Task goal: Your answer is a single number: the count of lines that contain the string "お問合せ".

Data records:
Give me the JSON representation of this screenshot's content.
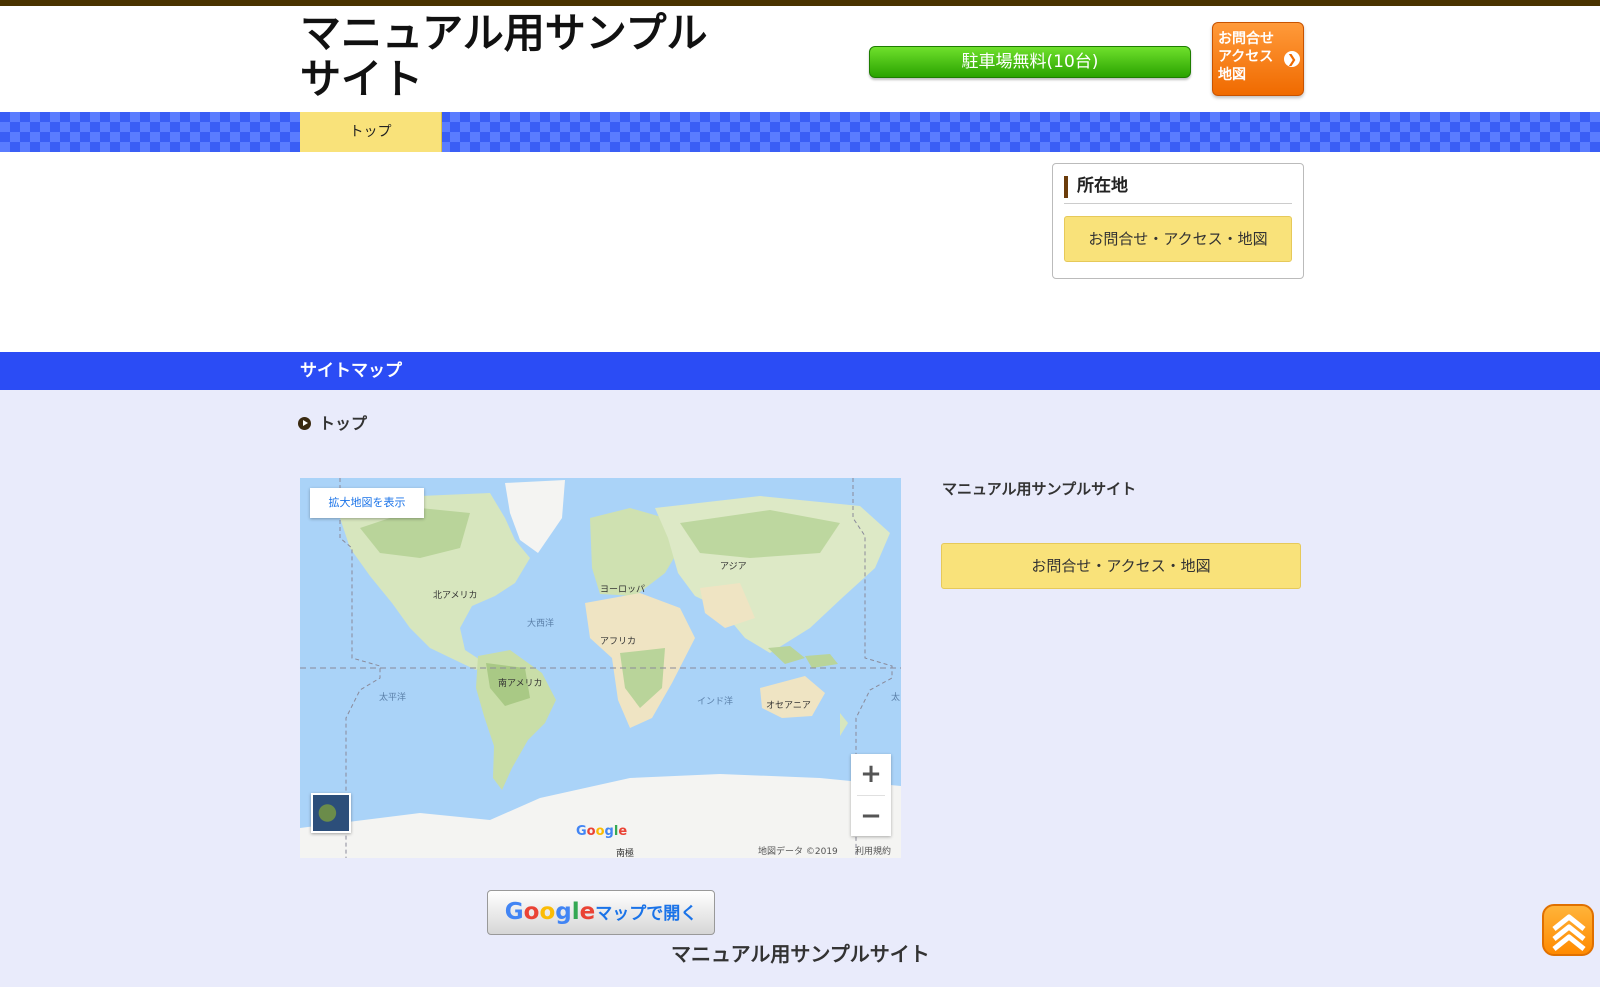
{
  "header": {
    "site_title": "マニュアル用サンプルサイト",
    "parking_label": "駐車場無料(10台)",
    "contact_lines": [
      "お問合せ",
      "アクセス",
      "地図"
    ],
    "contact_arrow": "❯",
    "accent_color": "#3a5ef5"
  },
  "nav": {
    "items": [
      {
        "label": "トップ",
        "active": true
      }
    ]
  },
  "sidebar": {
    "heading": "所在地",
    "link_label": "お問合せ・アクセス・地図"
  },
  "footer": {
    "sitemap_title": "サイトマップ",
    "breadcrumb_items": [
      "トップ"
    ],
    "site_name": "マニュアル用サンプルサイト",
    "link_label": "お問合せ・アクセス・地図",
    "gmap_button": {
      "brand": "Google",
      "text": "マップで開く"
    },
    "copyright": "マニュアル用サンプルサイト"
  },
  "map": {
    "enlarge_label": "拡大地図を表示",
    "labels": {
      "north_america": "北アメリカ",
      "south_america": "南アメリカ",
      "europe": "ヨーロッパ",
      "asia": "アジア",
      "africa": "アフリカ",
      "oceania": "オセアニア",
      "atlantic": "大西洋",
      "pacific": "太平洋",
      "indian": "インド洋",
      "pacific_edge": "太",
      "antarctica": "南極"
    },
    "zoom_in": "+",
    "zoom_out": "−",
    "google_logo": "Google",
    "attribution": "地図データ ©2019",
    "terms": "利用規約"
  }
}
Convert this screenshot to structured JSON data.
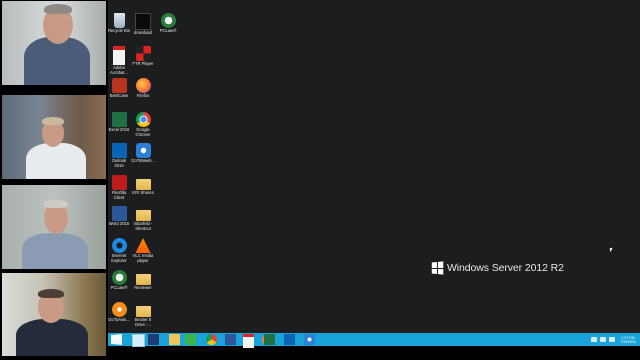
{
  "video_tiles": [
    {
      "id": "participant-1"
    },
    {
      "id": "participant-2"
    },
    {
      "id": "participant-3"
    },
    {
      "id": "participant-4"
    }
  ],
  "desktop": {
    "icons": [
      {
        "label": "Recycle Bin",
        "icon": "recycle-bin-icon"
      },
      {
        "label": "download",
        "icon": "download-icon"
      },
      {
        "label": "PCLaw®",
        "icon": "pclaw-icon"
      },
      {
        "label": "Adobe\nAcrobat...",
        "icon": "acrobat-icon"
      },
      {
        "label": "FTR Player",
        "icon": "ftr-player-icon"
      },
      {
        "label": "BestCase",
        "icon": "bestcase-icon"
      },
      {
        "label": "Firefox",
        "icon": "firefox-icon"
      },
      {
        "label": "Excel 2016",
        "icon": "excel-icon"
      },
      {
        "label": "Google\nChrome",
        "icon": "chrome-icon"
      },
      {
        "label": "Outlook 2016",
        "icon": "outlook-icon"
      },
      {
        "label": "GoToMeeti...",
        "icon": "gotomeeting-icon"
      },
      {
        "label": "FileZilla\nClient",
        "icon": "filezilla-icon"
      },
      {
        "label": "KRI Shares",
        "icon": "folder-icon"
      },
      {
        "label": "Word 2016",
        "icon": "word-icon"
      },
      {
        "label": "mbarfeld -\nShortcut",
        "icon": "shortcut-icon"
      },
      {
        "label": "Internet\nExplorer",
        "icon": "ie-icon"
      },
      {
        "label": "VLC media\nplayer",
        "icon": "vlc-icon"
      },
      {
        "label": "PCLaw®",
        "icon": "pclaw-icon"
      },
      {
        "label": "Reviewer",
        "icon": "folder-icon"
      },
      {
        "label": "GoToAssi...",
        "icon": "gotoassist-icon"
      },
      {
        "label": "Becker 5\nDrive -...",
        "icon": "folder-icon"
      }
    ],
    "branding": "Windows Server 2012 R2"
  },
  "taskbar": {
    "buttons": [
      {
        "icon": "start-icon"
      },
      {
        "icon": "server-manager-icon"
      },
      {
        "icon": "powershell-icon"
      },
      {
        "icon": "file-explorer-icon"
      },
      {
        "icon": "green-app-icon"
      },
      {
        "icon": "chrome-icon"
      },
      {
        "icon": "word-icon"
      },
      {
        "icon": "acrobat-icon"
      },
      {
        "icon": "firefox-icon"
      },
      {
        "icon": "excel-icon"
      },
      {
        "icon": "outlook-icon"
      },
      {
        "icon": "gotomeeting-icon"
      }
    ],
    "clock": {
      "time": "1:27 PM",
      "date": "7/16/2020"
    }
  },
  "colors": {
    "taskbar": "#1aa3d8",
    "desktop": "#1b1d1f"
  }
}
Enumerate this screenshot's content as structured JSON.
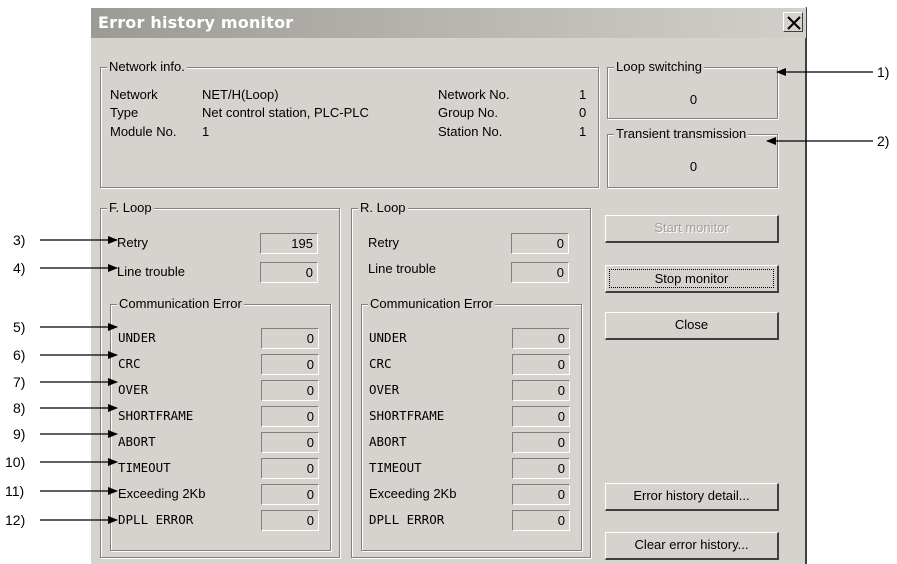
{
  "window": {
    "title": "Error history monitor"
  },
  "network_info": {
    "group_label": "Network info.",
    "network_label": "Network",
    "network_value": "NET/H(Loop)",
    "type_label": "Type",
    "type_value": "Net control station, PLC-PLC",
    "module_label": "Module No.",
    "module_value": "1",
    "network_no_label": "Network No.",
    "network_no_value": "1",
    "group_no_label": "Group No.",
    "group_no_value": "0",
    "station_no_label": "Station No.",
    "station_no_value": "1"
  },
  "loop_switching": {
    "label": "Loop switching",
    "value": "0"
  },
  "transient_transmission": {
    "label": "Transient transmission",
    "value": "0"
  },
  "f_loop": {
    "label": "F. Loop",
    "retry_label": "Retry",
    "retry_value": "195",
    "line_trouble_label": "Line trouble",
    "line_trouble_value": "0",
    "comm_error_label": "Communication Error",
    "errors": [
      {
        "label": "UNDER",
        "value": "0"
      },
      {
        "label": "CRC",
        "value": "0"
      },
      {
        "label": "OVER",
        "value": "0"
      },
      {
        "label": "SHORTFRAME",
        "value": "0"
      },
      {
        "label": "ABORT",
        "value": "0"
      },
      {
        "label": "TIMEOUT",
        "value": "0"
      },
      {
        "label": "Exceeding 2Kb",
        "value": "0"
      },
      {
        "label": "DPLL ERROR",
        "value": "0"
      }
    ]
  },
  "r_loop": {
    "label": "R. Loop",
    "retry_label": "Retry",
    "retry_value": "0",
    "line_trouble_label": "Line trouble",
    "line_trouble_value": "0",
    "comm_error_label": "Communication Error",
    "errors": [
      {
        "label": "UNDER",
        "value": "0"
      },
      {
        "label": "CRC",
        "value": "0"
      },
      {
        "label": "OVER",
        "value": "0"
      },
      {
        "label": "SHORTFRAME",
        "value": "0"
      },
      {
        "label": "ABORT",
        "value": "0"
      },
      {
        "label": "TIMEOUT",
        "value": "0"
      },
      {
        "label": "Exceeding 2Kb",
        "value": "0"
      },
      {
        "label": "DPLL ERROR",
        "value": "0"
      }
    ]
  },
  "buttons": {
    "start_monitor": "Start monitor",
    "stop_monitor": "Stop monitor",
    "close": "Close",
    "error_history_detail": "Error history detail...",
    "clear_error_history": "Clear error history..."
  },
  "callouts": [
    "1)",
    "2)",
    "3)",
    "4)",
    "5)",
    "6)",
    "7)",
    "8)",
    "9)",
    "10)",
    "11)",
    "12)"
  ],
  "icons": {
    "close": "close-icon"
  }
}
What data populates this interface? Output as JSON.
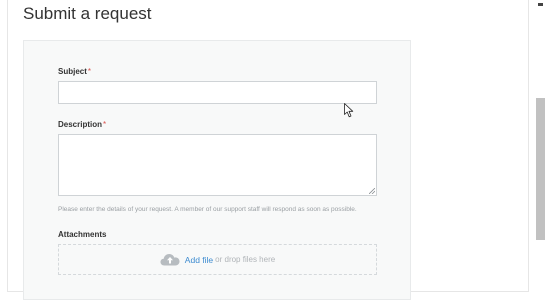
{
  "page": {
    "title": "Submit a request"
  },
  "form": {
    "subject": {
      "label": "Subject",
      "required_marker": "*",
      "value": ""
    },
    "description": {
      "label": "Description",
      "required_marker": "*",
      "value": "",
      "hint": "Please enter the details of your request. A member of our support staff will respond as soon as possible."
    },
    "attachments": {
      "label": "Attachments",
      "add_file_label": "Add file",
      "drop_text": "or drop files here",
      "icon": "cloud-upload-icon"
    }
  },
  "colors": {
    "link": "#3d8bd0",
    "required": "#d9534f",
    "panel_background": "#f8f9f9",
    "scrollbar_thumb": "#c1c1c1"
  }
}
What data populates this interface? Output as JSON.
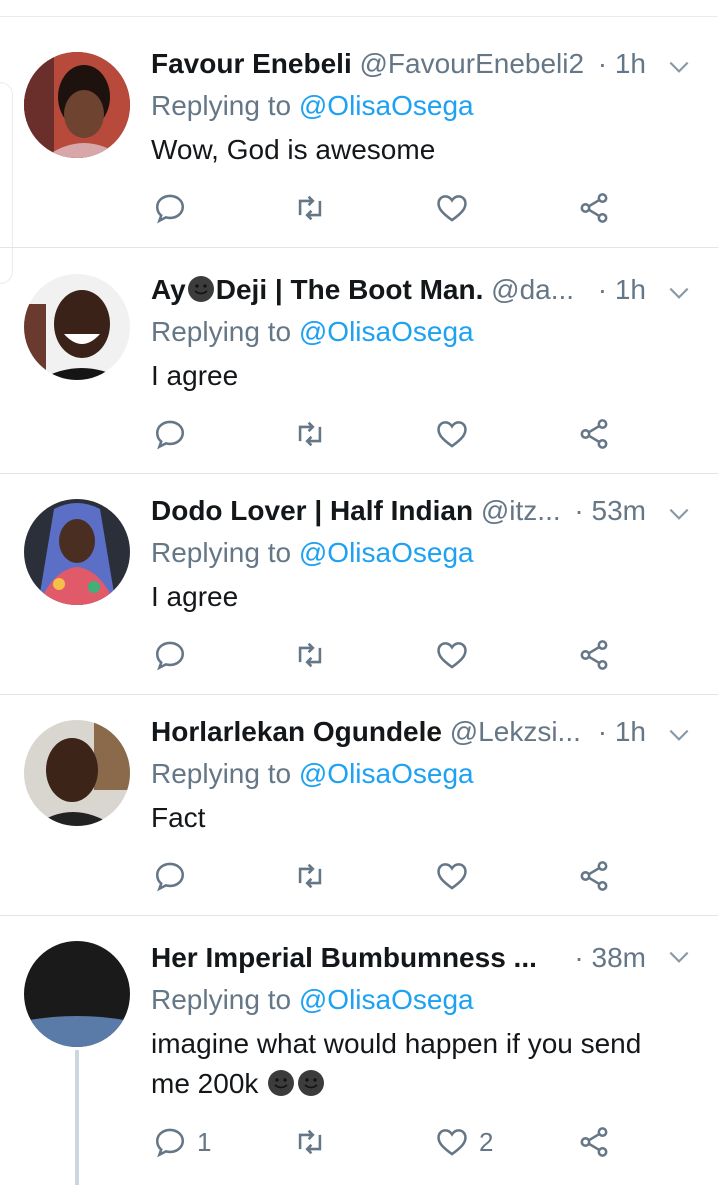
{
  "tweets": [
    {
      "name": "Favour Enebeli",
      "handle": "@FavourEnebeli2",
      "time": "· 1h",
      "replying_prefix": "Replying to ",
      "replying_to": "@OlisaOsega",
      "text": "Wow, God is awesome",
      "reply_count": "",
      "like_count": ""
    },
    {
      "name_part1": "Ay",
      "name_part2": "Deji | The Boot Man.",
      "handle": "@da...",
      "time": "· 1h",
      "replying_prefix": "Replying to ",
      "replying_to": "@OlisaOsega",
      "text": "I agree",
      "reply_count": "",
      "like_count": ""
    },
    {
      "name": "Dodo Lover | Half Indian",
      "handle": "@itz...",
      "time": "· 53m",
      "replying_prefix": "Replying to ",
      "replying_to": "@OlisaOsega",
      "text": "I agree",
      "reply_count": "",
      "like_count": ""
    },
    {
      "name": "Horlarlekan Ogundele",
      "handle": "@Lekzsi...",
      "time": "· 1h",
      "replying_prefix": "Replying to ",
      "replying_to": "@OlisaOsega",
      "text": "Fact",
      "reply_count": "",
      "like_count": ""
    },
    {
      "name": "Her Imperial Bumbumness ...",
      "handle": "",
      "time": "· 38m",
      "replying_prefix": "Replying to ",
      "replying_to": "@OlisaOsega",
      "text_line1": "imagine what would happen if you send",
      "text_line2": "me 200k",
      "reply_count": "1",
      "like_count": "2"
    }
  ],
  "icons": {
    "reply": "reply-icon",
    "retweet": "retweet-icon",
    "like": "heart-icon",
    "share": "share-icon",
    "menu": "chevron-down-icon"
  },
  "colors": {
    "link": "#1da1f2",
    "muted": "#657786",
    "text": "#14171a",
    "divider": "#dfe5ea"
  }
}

Final result: 3